-------- Exercise materials --------

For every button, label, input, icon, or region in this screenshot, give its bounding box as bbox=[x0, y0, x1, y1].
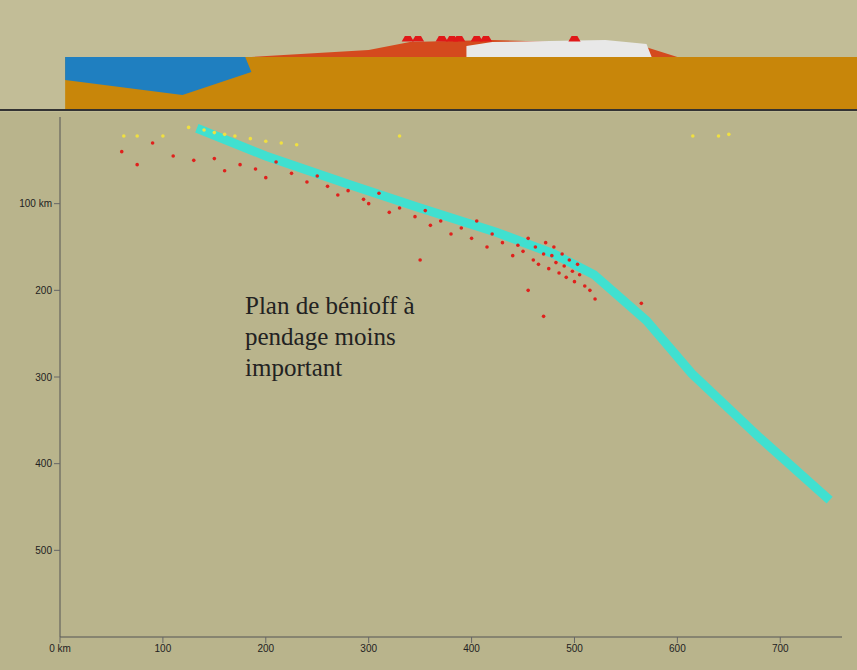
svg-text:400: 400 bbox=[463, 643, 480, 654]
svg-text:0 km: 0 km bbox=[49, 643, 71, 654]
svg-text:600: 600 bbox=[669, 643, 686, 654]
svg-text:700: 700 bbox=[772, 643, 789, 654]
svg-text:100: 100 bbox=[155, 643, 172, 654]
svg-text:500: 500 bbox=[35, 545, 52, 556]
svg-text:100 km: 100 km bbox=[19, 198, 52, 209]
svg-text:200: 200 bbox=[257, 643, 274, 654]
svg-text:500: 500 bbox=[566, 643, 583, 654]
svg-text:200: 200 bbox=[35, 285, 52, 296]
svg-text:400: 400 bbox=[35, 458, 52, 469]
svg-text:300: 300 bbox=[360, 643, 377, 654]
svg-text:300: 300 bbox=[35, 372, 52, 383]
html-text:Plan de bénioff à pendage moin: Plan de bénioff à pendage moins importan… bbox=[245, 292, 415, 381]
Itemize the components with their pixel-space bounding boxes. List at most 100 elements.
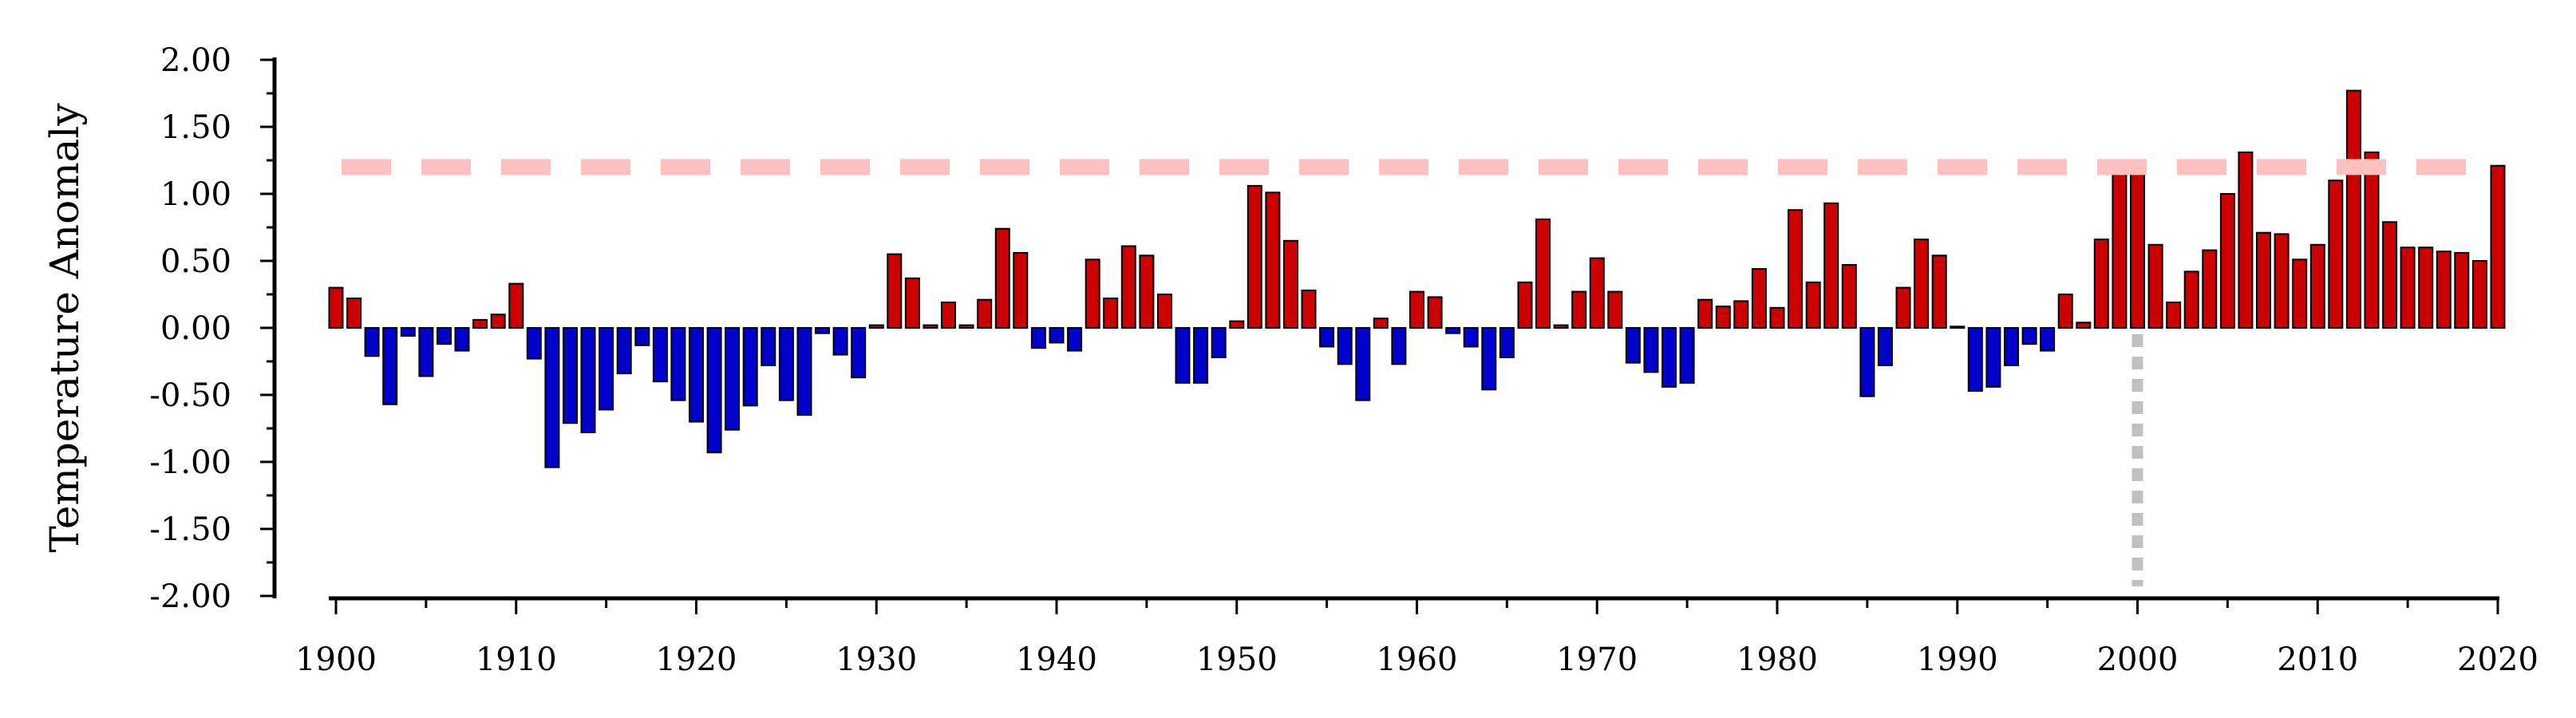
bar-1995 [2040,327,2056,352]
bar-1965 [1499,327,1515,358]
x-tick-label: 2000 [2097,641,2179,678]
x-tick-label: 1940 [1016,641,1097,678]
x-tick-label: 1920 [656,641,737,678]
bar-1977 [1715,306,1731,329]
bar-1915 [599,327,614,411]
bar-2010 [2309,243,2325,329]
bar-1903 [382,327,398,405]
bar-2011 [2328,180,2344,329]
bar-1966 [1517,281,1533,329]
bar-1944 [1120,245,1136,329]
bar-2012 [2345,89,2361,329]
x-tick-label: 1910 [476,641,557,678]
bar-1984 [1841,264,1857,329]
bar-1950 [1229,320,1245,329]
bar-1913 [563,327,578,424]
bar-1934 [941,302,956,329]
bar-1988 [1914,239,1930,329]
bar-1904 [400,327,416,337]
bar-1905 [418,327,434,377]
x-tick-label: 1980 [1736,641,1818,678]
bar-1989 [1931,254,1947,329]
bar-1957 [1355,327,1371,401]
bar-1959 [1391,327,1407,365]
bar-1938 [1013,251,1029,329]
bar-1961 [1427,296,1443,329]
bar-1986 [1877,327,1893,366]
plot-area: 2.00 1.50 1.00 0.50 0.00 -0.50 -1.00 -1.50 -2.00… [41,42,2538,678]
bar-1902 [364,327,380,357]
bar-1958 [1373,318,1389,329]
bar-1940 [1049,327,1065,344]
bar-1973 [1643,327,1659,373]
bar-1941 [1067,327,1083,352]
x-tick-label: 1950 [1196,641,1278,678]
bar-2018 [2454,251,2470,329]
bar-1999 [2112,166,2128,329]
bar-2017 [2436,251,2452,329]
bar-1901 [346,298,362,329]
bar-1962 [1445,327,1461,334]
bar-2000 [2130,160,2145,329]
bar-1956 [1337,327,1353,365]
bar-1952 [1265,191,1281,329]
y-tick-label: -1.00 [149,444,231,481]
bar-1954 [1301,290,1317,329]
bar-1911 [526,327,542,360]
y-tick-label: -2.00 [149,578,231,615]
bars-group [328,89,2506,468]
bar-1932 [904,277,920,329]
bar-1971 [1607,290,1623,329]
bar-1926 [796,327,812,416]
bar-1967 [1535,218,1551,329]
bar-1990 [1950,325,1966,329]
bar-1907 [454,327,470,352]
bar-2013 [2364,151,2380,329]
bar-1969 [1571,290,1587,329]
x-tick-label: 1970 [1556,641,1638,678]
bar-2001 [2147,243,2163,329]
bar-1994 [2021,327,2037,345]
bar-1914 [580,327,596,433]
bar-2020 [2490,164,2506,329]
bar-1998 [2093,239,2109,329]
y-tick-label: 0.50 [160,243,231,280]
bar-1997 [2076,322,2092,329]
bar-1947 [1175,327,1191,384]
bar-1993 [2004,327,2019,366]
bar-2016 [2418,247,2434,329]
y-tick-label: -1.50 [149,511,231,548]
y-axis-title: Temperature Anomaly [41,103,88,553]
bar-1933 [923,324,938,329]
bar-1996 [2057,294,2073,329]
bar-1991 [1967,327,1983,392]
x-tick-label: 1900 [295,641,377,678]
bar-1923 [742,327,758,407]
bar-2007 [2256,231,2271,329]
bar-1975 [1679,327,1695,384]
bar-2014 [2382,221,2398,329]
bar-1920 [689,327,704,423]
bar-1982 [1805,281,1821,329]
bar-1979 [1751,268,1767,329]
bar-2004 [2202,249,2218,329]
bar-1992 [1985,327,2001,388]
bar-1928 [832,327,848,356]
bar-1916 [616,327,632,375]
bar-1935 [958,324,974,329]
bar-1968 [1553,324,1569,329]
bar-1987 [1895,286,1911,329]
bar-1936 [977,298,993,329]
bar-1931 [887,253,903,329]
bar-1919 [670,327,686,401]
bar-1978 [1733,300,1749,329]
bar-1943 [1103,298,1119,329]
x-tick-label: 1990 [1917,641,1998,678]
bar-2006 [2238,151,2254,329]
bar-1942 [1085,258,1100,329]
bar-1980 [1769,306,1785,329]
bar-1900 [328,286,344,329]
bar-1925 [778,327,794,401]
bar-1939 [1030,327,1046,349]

--------

# Exercise
Pull out every line of the material above that contains the word "bounding", and copy each one in full.

# Correct answer
For every button, label, input, icon, or region in this screenshot, give its bounding box as bbox=[x0, y0, x1, y1].
Itemize the components with their pixel-space bounding boxes. List at most 100 elements.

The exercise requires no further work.